EXERCISE DIRECTIONS » How many lines in the records below hold the string "text"? Please answer with the number and nothing more.

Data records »
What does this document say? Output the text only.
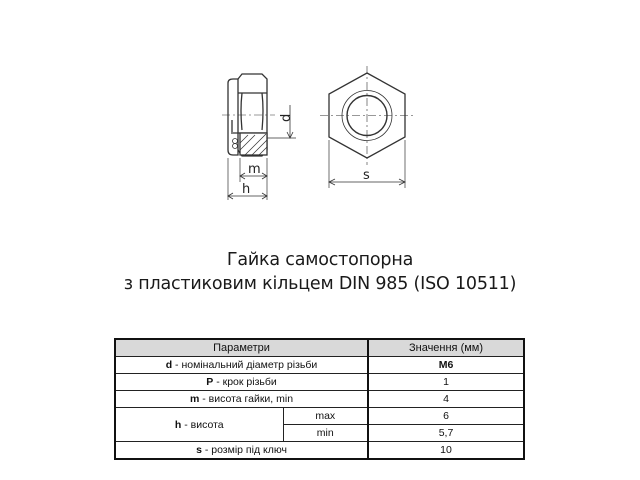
d
m
h
s
Гайка самостопорна
з пластиковим кільцем DIN 985 (ISO 10511)
Параметри		Значення (мм)
d - номінальний діаметр різьби		M6
P - крок різьби		1
m - висота гайки, min		4
h - висота	max	6
	min	5,7
s - розмір під ключ		10
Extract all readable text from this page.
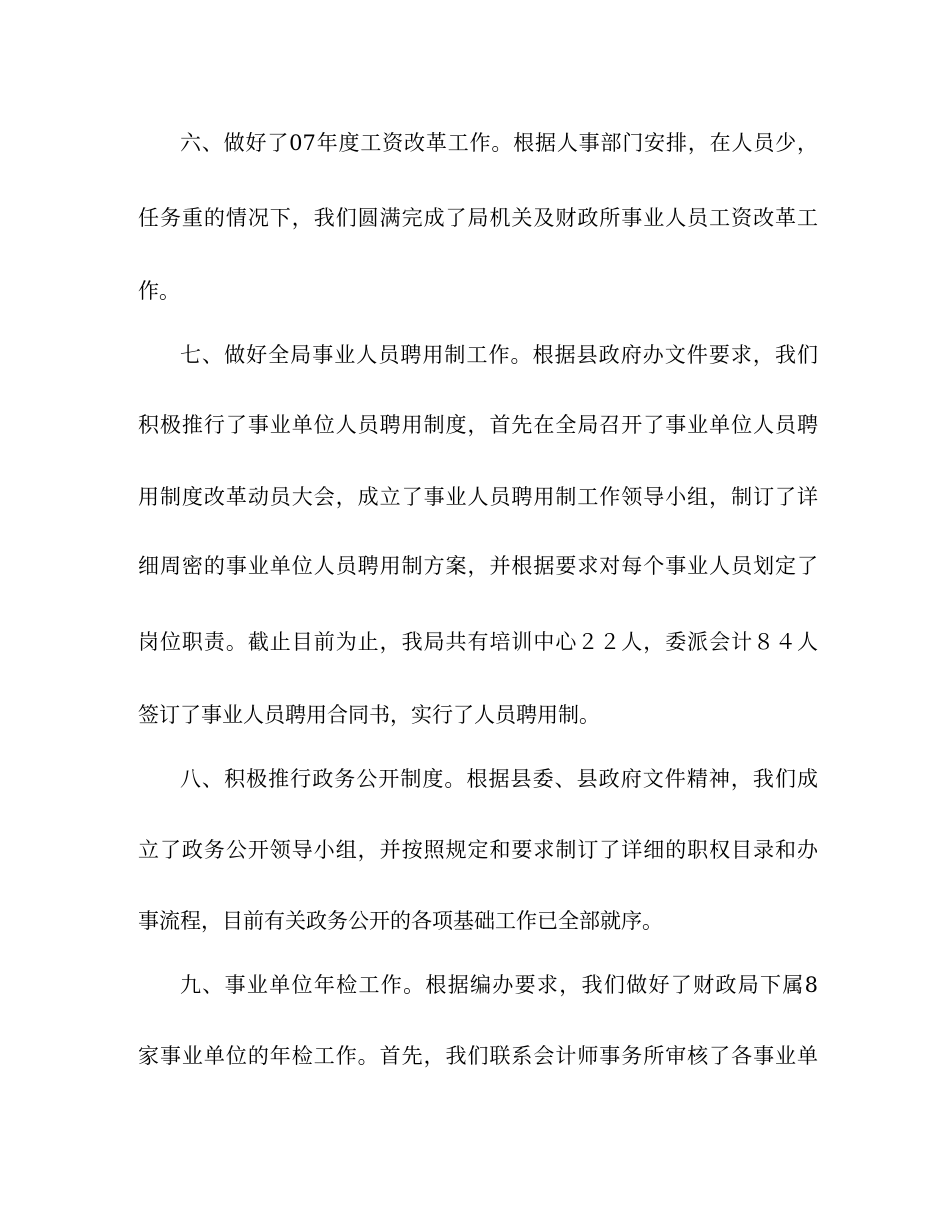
六、做好了07年度工资改革工作。根据人事部门安排，在人员少，
任务重的情况下，我们圆满完成了局机关及财政所事业人员工资改革工
作。
七、做好全局事业人员聘用制工作。根据县政府办文件要求，我们
积极推行了事业单位人员聘用制度，首先在全局召开了事业单位人员聘
用制度改革动员大会，成立了事业人员聘用制工作领导小组，制订了详
细周密的事业单位人员聘用制方案，并根据要求对每个事业人员划定了
岗位职责。截止目前为止，我局共有培训中心２２人，委派会计８４人
签订了事业人员聘用合同书，实行了人员聘用制。
八、积极推行政务公开制度。根据县委、县政府文件精神，我们成
立了政务公开领导小组，并按照规定和要求制订了详细的职权目录和办
事流程，目前有关政务公开的各项基础工作已全部就序。
九、事业单位年检工作。根据编办要求，我们做好了财政局下属8
家事业单位的年检工作。首先，我们联系会计师事务所审核了各事业单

FINAL RESULT » 2